* Dataset excerpts:
----

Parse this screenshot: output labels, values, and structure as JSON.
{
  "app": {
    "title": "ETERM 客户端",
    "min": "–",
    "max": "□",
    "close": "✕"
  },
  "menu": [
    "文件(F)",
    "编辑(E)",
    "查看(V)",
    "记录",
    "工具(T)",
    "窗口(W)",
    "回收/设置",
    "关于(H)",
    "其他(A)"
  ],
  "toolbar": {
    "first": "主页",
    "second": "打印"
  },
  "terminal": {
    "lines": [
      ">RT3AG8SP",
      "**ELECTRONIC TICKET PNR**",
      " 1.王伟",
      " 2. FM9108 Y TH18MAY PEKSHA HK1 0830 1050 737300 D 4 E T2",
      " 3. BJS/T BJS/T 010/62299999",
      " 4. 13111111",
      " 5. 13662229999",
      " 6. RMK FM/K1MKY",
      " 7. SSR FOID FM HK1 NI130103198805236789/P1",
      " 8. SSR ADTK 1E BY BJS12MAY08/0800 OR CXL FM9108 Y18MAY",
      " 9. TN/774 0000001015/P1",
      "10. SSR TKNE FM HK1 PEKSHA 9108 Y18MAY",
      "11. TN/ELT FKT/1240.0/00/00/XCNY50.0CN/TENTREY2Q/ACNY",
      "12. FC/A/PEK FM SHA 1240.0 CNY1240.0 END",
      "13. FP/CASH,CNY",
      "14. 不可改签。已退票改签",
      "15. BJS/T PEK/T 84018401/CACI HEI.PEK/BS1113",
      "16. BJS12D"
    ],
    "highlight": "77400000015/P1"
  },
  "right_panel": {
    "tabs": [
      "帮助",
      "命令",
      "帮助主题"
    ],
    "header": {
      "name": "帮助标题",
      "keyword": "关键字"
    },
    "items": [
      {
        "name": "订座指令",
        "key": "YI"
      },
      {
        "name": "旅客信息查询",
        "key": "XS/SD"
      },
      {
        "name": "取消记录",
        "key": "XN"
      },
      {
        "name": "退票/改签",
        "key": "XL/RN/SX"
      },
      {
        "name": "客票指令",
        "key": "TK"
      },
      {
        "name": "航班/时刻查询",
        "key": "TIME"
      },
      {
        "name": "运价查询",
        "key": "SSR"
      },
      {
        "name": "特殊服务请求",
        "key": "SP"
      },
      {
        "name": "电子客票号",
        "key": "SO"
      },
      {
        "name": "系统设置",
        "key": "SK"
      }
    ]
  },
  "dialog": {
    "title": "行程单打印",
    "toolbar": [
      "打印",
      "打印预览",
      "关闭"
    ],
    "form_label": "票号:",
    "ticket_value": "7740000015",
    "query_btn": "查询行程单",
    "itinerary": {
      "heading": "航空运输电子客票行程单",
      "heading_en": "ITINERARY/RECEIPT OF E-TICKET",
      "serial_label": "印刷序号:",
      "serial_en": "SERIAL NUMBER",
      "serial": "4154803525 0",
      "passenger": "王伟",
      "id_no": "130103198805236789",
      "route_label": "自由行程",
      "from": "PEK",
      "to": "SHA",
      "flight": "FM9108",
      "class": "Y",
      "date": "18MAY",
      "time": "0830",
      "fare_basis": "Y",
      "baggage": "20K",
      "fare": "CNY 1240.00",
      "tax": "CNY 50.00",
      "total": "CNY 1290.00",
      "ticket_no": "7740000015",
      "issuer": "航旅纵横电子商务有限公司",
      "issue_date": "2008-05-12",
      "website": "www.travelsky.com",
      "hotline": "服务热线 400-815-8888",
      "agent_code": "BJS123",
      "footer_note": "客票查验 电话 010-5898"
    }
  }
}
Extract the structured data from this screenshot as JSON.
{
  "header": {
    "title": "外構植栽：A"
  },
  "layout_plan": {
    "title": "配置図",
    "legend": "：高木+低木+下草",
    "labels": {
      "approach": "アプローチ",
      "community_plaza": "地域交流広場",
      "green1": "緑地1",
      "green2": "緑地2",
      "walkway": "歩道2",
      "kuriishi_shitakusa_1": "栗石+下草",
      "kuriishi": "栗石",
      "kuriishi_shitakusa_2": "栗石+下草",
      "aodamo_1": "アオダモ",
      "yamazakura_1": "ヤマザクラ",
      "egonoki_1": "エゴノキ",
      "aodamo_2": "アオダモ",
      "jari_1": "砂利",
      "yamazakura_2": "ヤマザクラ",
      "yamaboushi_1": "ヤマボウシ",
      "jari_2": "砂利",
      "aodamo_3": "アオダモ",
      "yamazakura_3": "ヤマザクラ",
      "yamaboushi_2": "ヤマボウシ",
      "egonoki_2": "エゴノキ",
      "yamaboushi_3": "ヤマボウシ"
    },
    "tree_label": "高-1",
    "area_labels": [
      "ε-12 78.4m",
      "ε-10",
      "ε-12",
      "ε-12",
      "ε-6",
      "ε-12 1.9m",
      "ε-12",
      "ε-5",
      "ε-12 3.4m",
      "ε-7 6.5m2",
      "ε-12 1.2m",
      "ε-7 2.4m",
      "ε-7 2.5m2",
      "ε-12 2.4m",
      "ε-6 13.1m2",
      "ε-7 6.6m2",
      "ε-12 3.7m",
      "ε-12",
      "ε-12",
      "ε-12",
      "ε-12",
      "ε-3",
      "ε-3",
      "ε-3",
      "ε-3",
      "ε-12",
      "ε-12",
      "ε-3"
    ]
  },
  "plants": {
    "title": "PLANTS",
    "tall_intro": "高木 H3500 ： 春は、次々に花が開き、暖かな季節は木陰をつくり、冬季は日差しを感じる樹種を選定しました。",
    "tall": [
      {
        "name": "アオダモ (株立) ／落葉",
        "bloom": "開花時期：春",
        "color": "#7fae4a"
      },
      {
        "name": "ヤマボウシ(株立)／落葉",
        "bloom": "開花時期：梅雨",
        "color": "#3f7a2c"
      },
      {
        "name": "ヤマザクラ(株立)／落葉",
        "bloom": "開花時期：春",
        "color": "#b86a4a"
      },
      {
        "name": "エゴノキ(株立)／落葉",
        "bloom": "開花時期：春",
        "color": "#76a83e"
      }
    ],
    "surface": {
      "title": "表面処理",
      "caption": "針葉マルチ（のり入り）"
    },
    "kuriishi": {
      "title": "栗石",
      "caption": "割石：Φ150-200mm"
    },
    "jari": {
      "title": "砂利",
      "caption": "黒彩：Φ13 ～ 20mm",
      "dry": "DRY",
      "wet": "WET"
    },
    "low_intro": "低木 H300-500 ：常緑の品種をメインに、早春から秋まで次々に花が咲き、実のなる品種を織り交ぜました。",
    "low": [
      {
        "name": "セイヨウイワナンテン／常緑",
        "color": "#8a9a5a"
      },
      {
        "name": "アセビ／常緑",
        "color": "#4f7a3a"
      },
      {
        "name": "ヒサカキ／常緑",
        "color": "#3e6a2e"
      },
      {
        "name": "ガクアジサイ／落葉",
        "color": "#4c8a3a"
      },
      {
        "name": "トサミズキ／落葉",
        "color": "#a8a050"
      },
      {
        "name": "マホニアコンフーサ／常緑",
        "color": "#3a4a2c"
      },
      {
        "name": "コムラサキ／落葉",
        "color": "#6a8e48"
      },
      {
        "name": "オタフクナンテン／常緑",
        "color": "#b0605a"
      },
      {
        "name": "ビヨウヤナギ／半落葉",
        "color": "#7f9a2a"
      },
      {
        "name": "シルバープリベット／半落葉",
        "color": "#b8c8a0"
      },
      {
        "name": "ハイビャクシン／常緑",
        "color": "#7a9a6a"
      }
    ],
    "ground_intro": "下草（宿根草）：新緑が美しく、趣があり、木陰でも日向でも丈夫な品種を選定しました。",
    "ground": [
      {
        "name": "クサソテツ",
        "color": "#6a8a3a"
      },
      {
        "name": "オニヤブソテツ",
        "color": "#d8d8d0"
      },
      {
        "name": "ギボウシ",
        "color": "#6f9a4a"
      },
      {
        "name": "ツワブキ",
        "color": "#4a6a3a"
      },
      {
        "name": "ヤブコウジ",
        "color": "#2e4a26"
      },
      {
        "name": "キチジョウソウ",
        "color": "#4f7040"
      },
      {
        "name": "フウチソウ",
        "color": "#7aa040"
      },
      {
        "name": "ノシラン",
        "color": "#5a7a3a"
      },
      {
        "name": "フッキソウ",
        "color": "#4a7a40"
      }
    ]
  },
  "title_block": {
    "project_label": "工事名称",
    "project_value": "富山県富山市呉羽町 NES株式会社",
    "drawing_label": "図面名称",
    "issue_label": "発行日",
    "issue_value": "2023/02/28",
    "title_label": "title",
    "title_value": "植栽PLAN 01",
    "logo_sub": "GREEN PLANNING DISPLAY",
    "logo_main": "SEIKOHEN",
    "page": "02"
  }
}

----

* Work to be completed:
Look through the records and gather each line with the word "ヤマザクラ".

* The answer:
      "yamazakura_1": "ヤマザクラ",
      "yamazakura_2": "ヤマザクラ",
      "yamazakura_3": "ヤマザクラ",
        "name": "ヤマザクラ(株立)／落葉",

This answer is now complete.